▶ _OBJECTIVE_
Reproduce the data that follows in its entirety, character for character.

▶ _DATA ENTRIES_
* begin *
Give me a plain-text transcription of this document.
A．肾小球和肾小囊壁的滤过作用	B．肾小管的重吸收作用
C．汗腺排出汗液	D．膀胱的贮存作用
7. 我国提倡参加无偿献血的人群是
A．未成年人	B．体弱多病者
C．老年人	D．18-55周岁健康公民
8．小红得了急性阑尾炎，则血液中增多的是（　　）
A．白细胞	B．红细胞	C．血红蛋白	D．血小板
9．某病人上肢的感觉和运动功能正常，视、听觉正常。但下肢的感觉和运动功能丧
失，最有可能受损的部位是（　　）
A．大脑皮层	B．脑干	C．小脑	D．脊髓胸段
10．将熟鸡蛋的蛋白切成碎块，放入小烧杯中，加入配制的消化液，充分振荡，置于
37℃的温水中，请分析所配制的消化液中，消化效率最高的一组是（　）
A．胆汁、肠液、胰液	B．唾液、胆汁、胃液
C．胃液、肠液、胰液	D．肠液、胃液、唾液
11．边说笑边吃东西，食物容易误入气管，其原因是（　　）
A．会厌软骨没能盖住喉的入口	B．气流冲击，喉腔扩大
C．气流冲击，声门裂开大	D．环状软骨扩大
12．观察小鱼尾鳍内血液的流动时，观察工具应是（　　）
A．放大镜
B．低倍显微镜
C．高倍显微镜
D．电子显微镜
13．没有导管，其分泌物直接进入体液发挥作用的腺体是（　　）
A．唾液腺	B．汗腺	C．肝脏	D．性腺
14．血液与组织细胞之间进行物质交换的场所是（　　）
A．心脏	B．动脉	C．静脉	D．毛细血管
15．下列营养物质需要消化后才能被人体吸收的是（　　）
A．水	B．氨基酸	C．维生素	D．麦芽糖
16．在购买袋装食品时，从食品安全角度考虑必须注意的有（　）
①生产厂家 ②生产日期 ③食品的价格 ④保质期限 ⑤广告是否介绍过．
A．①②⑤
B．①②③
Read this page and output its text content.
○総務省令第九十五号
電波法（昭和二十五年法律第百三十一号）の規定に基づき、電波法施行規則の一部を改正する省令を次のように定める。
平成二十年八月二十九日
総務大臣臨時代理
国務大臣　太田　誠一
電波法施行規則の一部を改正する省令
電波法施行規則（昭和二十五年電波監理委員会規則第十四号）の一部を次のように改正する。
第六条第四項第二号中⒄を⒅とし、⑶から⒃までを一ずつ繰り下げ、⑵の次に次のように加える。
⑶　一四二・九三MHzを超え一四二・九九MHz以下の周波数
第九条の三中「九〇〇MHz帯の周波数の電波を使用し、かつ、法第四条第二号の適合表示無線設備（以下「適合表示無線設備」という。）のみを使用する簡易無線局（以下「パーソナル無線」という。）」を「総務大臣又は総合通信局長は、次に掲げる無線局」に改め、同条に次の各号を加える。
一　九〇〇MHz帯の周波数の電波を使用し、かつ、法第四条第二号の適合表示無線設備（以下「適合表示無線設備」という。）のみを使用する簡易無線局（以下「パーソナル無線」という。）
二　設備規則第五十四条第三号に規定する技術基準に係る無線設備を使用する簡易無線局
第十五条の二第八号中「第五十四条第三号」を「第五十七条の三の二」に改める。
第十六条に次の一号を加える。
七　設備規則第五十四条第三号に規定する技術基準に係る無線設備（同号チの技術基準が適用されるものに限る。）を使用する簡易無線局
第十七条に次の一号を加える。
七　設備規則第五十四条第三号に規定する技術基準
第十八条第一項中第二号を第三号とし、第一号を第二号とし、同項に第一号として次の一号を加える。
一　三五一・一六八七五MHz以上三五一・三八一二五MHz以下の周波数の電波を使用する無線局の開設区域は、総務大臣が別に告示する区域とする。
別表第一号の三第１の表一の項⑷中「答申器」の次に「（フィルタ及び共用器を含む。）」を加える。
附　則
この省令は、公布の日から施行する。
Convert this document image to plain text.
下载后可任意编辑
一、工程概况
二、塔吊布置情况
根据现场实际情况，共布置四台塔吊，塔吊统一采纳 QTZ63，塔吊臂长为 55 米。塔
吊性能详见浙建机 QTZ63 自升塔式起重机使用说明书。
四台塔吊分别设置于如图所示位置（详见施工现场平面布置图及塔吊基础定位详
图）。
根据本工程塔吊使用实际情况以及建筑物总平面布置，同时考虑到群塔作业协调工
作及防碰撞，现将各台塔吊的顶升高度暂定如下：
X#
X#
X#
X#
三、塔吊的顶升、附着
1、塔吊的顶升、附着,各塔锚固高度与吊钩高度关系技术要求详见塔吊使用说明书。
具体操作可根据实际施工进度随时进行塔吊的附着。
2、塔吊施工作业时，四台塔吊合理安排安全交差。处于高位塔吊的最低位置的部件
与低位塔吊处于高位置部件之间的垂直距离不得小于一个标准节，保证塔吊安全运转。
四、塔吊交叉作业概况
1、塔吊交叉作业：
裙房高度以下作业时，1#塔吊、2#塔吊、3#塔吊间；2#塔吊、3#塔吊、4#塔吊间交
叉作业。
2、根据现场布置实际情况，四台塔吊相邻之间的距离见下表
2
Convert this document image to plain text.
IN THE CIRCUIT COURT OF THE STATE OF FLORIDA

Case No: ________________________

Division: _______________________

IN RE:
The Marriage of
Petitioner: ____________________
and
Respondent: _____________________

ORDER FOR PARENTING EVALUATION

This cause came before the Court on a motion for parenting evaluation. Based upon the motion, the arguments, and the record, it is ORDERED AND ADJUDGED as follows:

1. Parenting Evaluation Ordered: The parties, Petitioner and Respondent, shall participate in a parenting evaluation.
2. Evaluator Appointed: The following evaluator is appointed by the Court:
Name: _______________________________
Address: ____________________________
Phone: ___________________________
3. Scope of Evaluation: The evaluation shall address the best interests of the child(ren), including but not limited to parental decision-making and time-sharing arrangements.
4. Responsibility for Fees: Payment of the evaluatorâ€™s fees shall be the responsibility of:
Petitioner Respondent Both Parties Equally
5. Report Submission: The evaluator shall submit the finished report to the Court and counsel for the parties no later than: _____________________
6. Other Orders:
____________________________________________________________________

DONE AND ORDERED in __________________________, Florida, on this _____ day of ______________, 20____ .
* end *
▶ _COMPLETED TASK_
Give me a plain-text transcription of this document.
A．肾小球和肾小囊壁的滤过作用	B．肾小管的重吸收作用
C．汗腺排出汗液	D．膀胱的贮存作用
7. 我国提倡参加无偿献血的人群是
A．未成年人	B．体弱多病者
C．老年人	D．18-55周岁健康公民
8．小红得了急性阑尾炎，则血液中增多的是（　　）
A．白细胞	B．红细胞	C．血红蛋白	D．血小板
9．某病人上肢的感觉和运动功能正常，视、听觉正常。但下肢的感觉和运动功能丧
失，最有可能受损的部位是（　　）
A．大脑皮层	B．脑干	C．小脑	D．脊髓胸段
10．将熟鸡蛋的蛋白切成碎块，放入小烧杯中，加入配制的消化液，充分振荡，置于
37℃的温水中，请分析所配制的消化液中，消化效率最高的一组是（　）
A．胆汁、肠液、胰液	B．唾液、胆汁、胃液
C．胃液、肠液、胰液	D．肠液、胃液、唾液
11．边说笑边吃东西，食物容易误入气管，其原因是（　　）
A．会厌软骨没能盖住喉的入口	B．气流冲击，喉腔扩大
C．气流冲击，声门裂开大	D．环状软骨扩大
12．观察小鱼尾鳍内血液的流动时，观察工具应是（　　）
A．放大镜
B．低倍显微镜
C．高倍显微镜
D．电子显微镜
13．没有导管，其分泌物直接进入体液发挥作用的腺体是（　　）
A．唾液腺	B．汗腺	C．肝脏	D．性腺
14．血液与组织细胞之间进行物质交换的场所是（　　）
A．心脏	B．动脉	C．静脉	D．毛细血管
15．下列营养物质需要消化后才能被人体吸收的是（　　）
A．水	B．氨基酸	C．维生素	D．麦芽糖
16．在购买袋装食品时，从食品安全角度考虑必须注意的有（　）
①生产厂家 ②生产日期 ③食品的价格 ④保质期限 ⑤广告是否介绍过．
A．①②⑤
B．①②③
Read this page and output its text content.
○総務省令第九十五号
電波法（昭和二十五年法律第百三十一号）の規定に基づき、電波法施行規則の一部を改正する省令を次のように定める。
平成二十年八月二十九日
総務大臣臨時代理
国務大臣　太田　誠一
電波法施行規則の一部を改正する省令
電波法施行規則（昭和二十五年電波監理委員会規則第十四号）の一部を次のように改正する。
第六条第四項第二号中⒄を⒅とし、⑶から⒃までを一ずつ繰り下げ、⑵の次に次のように加える。
⑶　一四二・九三MHzを超え一四二・九九MHz以下の周波数
第九条の三中「九〇〇MHz帯の周波数の電波を使用し、かつ、法第四条第二号の適合表示無線設備（以下「適合表示無線設備」という。）のみを使用する簡易無線局（以下「パーソナル無線」という。）」を「総務大臣又は総合通信局長は、次に掲げる無線局」に改め、同条に次の各号を加える。
一　九〇〇MHz帯の周波数の電波を使用し、かつ、法第四条第二号の適合表示無線設備（以下「適合表示無線設備」という。）のみを使用する簡易無線局（以下「パーソナル無線」という。）
二　設備規則第五十四条第三号に規定する技術基準に係る無線設備を使用する簡易無線局
第十五条の二第八号中「第五十四条第三号」を「第五十七条の三の二」に改める。
第十六条に次の一号を加える。
七　設備規則第五十四条第三号に規定する技術基準に係る無線設備（同号チの技術基準が適用されるものに限る。）を使用する簡易無線局
第十七条に次の一号を加える。
七　設備規則第五十四条第三号に規定する技術基準
第十八条第一項中第二号を第三号とし、第一号を第二号とし、同項に第一号として次の一号を加える。
一　三五一・一六八七五MHz以上三五一・三八一二五MHz以下の周波数の電波を使用する無線局の開設区域は、総務大臣が別に告示する区域とする。
別表第一号の三第１の表一の項⑷中「答申器」の次に「（フィルタ及び共用器を含む。）」を加える。
附　則
この省令は、公布の日から施行する。
Convert this document image to plain text.
下载后可任意编辑
一、工程概况
二、塔吊布置情况
根据现场实际情况，共布置四台塔吊，塔吊统一采纳 QTZ63，塔吊臂长为 55 米。塔
吊性能详见浙建机 QTZ63 自升塔式起重机使用说明书。
四台塔吊分别设置于如图所示位置（详见施工现场平面布置图及塔吊基础定位详
图）。
根据本工程塔吊使用实际情况以及建筑物总平面布置，同时考虑到群塔作业协调工
作及防碰撞，现将各台塔吊的顶升高度暂定如下：
X#
X#
X#
X#
三、塔吊的顶升、附着
1、塔吊的顶升、附着,各塔锚固高度与吊钩高度关系技术要求详见塔吊使用说明书。
具体操作可根据实际施工进度随时进行塔吊的附着。
2、塔吊施工作业时，四台塔吊合理安排安全交差。处于高位塔吊的最低位置的部件
与低位塔吊处于高位置部件之间的垂直距离不得小于一个标准节，保证塔吊安全运转。
四、塔吊交叉作业概况
1、塔吊交叉作业：
裙房高度以下作业时，1#塔吊、2#塔吊、3#塔吊间；2#塔吊、3#塔吊、4#塔吊间交
叉作业。
2、根据现场布置实际情况，四台塔吊相邻之间的距离见下表
2
Convert this document image to plain text.
IN THE CIRCUIT COURT OF THE STATE OF FLORIDA

Case No: ________________________

Division: _______________________

IN RE:
The Marriage of
Petitioner: ____________________
and
Respondent: _____________________

ORDER FOR PARENTING EVALUATION

This cause came before the Court on a motion for parenting evaluation. Based upon the motion, the arguments, and the record, it is ORDERED AND ADJUDGED as follows:

1. Parenting Evaluation Ordered: The parties, Petitioner and Respondent, shall participate in a parenting evaluation.
2. Evaluator Appointed: The following evaluator is appointed by the Court:
Name: _______________________________
Address: ____________________________
Phone: ___________________________
3. Scope of Evaluation: The evaluation shall address the best interests of the child(ren), including but not limited to parental decision-making and time-sharing arrangements.
4. Responsibility for Fees: Payment of the evaluatorâ€™s fees shall be the responsibility of:
Petitioner Respondent Both Parties Equally
5. Report Submission: The evaluator shall submit the finished report to the Court and counsel for the parties no later than: _____________________
6. Other Orders:
____________________________________________________________________

DONE AND ORDERED in __________________________, Florida, on this _____ day of ______________, 20____ .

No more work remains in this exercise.